Records provided »
^^^^^^^^

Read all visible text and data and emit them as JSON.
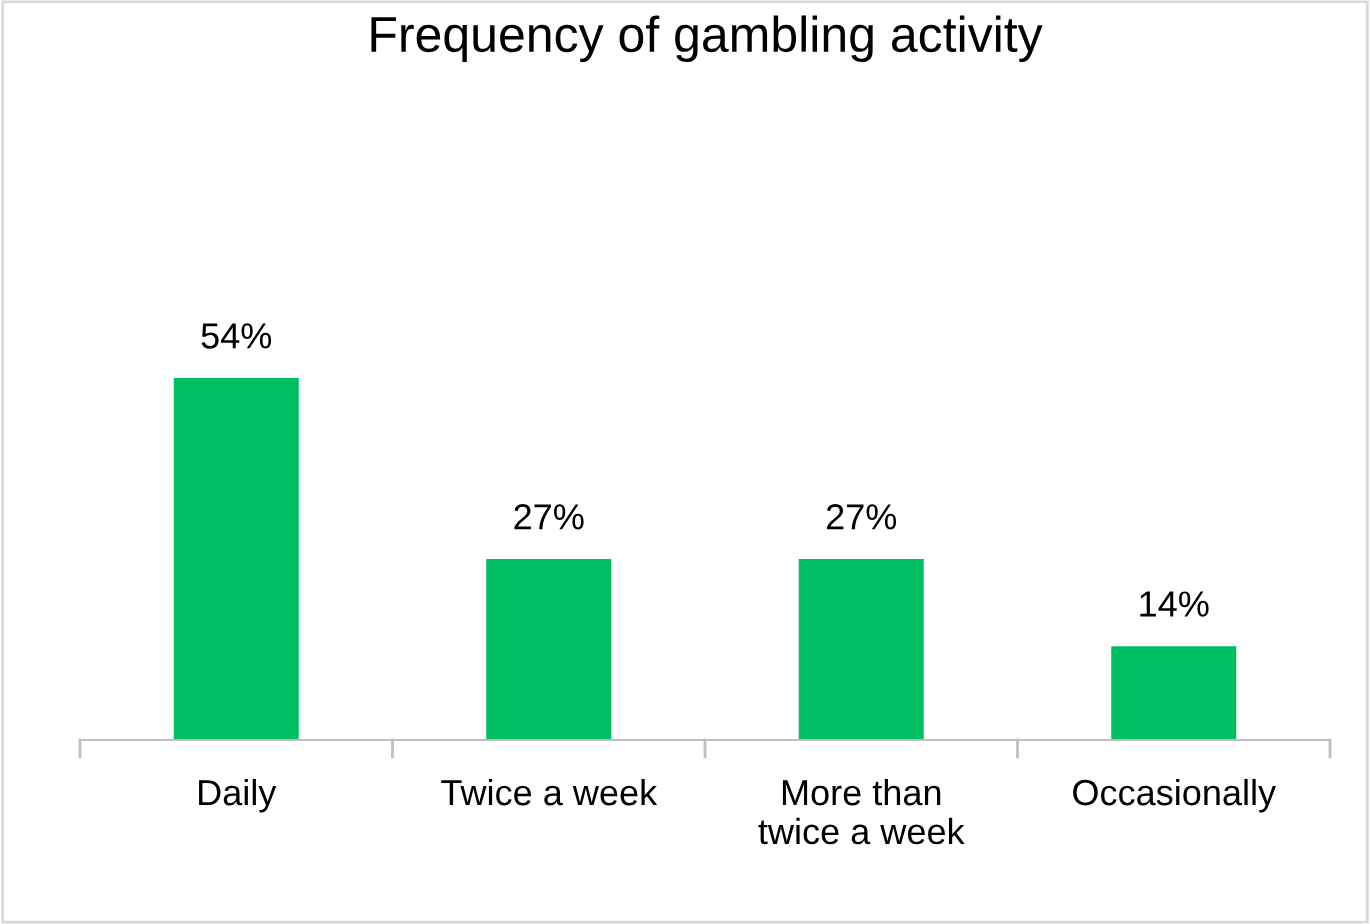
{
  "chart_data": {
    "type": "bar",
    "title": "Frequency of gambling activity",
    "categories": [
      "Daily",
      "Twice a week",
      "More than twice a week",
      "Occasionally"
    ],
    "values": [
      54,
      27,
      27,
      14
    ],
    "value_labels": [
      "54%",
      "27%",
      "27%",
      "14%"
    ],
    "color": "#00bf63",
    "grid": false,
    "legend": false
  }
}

^^^^^^^^

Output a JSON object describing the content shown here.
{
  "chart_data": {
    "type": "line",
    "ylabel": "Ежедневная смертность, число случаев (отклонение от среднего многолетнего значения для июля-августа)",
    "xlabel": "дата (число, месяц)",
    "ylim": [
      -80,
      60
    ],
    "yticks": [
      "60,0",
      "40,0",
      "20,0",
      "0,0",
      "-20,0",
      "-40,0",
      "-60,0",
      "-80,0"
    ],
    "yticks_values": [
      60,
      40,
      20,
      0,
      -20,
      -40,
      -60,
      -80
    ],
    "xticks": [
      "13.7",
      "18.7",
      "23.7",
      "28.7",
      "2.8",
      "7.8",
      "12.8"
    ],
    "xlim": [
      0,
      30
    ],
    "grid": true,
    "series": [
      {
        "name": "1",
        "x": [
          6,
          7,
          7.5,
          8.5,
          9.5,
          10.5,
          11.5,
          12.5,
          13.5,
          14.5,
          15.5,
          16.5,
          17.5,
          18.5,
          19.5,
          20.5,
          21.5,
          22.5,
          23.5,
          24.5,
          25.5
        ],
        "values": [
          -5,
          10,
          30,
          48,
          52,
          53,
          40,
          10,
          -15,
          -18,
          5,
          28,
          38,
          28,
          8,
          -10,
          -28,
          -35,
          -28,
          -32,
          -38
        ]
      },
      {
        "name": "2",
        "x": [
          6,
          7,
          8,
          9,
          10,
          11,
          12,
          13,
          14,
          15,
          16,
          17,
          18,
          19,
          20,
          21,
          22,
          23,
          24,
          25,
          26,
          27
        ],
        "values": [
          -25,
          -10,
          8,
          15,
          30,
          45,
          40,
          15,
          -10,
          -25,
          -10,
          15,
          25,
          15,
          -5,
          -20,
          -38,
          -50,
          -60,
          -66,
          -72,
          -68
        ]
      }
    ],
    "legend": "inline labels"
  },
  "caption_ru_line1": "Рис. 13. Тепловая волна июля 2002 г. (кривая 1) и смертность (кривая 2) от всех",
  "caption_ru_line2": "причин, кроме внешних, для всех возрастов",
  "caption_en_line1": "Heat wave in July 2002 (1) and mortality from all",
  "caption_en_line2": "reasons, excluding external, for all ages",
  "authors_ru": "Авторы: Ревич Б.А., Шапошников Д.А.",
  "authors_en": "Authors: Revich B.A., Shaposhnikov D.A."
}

^^^^^^^^

Aim of the exercise »
Scan the entries above. Copy each line that has the string "июля".

Response to the task »
    "ylabel": "Ежедневная смертность, число случаев (отклонение от среднего многолетнего значения для июля-августа)",
  "caption_ru_line1": "Рис. 13. Тепловая волна июля 2002 г. (кривая 1) и смертность (кривая 2) от всех",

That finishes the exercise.